* BEGIN *

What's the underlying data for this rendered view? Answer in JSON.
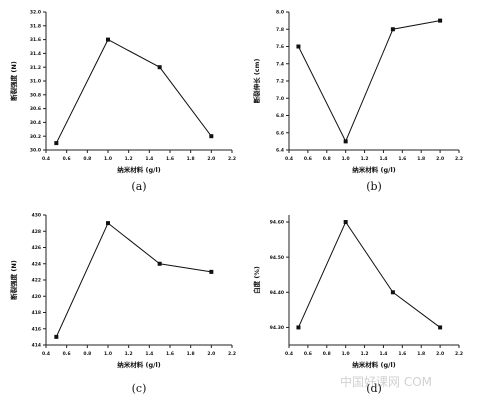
{
  "figure": {
    "watermark": "中国好课网 COM"
  },
  "chart_data": [
    {
      "panel": "(a)",
      "type": "line",
      "xlabel": "纳米材料 (g/l)",
      "ylabel": "断裂强度 (N)",
      "x": [
        0.5,
        1.0,
        1.5,
        2.0
      ],
      "series": [
        {
          "values": [
            30.1,
            31.6,
            31.2,
            30.2
          ]
        }
      ],
      "xlim": [
        0.4,
        2.2
      ],
      "ylim": [
        30.0,
        32.0
      ],
      "xticks": [
        "0.4",
        "0.6",
        "0.8",
        "1.0",
        "1.2",
        "1.4",
        "1.6",
        "1.8",
        "2.0",
        "2.2"
      ],
      "yticks": [
        "30.0",
        "30.2",
        "30.4",
        "30.6",
        "30.8",
        "31.0",
        "31.2",
        "31.4",
        "31.6",
        "31.8",
        "32.0"
      ]
    },
    {
      "panel": "(b)",
      "type": "line",
      "xlabel": "纳米材料 (g/l)",
      "ylabel": "断裂伸长 (cm)",
      "x": [
        0.5,
        1.0,
        1.5,
        2.0
      ],
      "series": [
        {
          "values": [
            7.6,
            6.5,
            7.8,
            7.9
          ]
        }
      ],
      "xlim": [
        0.4,
        2.2
      ],
      "ylim": [
        6.4,
        8.0
      ],
      "xticks": [
        "0.4",
        "0.6",
        "0.8",
        "1.0",
        "1.2",
        "1.4",
        "1.6",
        "1.8",
        "2.0",
        "2.2"
      ],
      "yticks": [
        "6.4",
        "6.6",
        "6.8",
        "7.0",
        "7.2",
        "7.4",
        "7.6",
        "7.8",
        "8.0"
      ]
    },
    {
      "panel": "(c)",
      "type": "line",
      "xlabel": "纳米材料 (g/l)",
      "ylabel": "断裂强度 (N)",
      "x": [
        0.5,
        1.0,
        1.5,
        2.0
      ],
      "series": [
        {
          "values": [
            415,
            429,
            424,
            423
          ]
        }
      ],
      "xlim": [
        0.4,
        2.2
      ],
      "ylim": [
        414,
        430
      ],
      "xticks": [
        "0.4",
        "0.6",
        "0.8",
        "1.0",
        "1.2",
        "1.4",
        "1.6",
        "1.8",
        "2.0",
        "2.2"
      ],
      "yticks": [
        "414",
        "416",
        "418",
        "420",
        "422",
        "424",
        "426",
        "428",
        "430"
      ]
    },
    {
      "panel": "(d)",
      "type": "line",
      "xlabel": "纳米材料 (g/l)",
      "ylabel": "白度 (%)",
      "x": [
        0.5,
        1.0,
        1.5,
        2.0
      ],
      "series": [
        {
          "values": [
            94.3,
            94.6,
            94.4,
            94.3
          ]
        }
      ],
      "xlim": [
        0.4,
        2.2
      ],
      "ylim": [
        94.25,
        94.62
      ],
      "xticks": [
        "0.4",
        "0.6",
        "0.8",
        "1.0",
        "1.2",
        "1.4",
        "1.6",
        "1.8",
        "2.0",
        "2.2"
      ],
      "yticks": [
        "94.30",
        "94.40",
        "94.50",
        "94.60"
      ]
    }
  ]
}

* END *

**DIRECTIONS**
Go through the material above and count the lines that include "ylabel". Give the number alone.

**REPLY**
4